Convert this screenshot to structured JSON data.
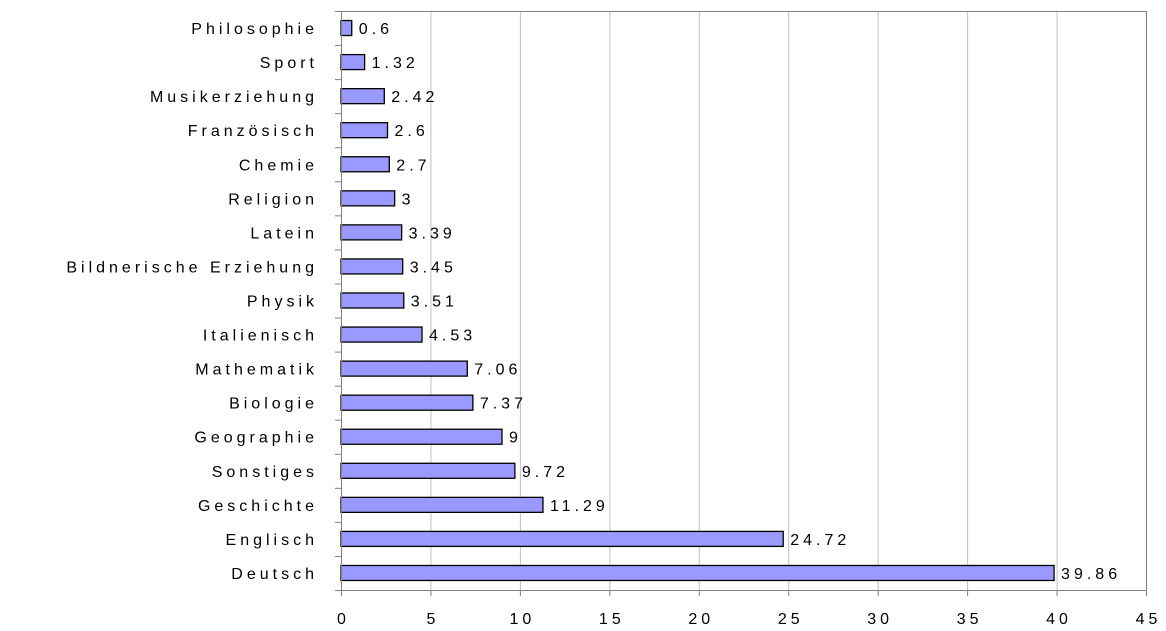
{
  "chart_data": {
    "type": "bar",
    "orientation": "horizontal",
    "categories": [
      "Philosophie",
      "Sport",
      "Musikerziehung",
      "Französisch",
      "Chemie",
      "Religion",
      "Latein",
      "Bildnerische Erziehung",
      "Physik",
      "Italienisch",
      "Mathematik",
      "Biologie",
      "Geographie",
      "Sonstiges",
      "Geschichte",
      "Englisch",
      "Deutsch"
    ],
    "values": [
      0.6,
      1.32,
      2.42,
      2.6,
      2.7,
      3,
      3.39,
      3.45,
      3.51,
      4.53,
      7.06,
      7.37,
      9,
      9.72,
      11.29,
      24.72,
      39.86
    ],
    "value_labels": [
      "0.6",
      "1.32",
      "2.42",
      "2.6",
      "2.7",
      "3",
      "3.39",
      "3.45",
      "3.51",
      "4.53",
      "7.06",
      "7.37",
      "9",
      "9.72",
      "11.29",
      "24.72",
      "39.86"
    ],
    "x_ticks": [
      0,
      5,
      10,
      15,
      20,
      25,
      30,
      35,
      40,
      45
    ],
    "x_tick_labels": [
      "0",
      "5",
      "10",
      "15",
      "20",
      "25",
      "30",
      "35",
      "40",
      "45"
    ],
    "xlim": [
      0,
      45
    ],
    "xlabel": "",
    "ylabel": "",
    "title": "",
    "grid": "vertical",
    "legend": "none",
    "colors": {
      "bar_fill": "#9999ff",
      "bar_stroke": "#000000",
      "grid": "#c0c0c0",
      "axis": "#808080",
      "background": "#ffffff"
    }
  }
}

==============================

Transcribe the records verbatim and omit the images.

Convert this screenshot to structured JSON data.
{
  "chart_data": {
    "type": "bar",
    "orientation": "horizontal",
    "categories": [
      "Philosophie",
      "Sport",
      "Musikerziehung",
      "Französisch",
      "Chemie",
      "Religion",
      "Latein",
      "Bildnerische Erziehung",
      "Physik",
      "Italienisch",
      "Mathematik",
      "Biologie",
      "Geographie",
      "Sonstiges",
      "Geschichte",
      "Englisch",
      "Deutsch"
    ],
    "values": [
      0.6,
      1.32,
      2.42,
      2.6,
      2.7,
      3,
      3.39,
      3.45,
      3.51,
      4.53,
      7.06,
      7.37,
      9,
      9.72,
      11.29,
      24.72,
      39.86
    ],
    "value_labels": [
      "0.6",
      "1.32",
      "2.42",
      "2.6",
      "2.7",
      "3",
      "3.39",
      "3.45",
      "3.51",
      "4.53",
      "7.06",
      "7.37",
      "9",
      "9.72",
      "11.29",
      "24.72",
      "39.86"
    ],
    "x_ticks": [
      0,
      5,
      10,
      15,
      20,
      25,
      30,
      35,
      40,
      45
    ],
    "x_tick_labels": [
      "0",
      "5",
      "10",
      "15",
      "20",
      "25",
      "30",
      "35",
      "40",
      "45"
    ],
    "xlim": [
      0,
      45
    ],
    "xlabel": "",
    "ylabel": "",
    "title": "",
    "grid": "vertical",
    "legend": "none",
    "colors": {
      "bar_fill": "#9999ff",
      "bar_stroke": "#000000",
      "grid": "#c0c0c0",
      "axis": "#808080",
      "background": "#ffffff"
    }
  }
}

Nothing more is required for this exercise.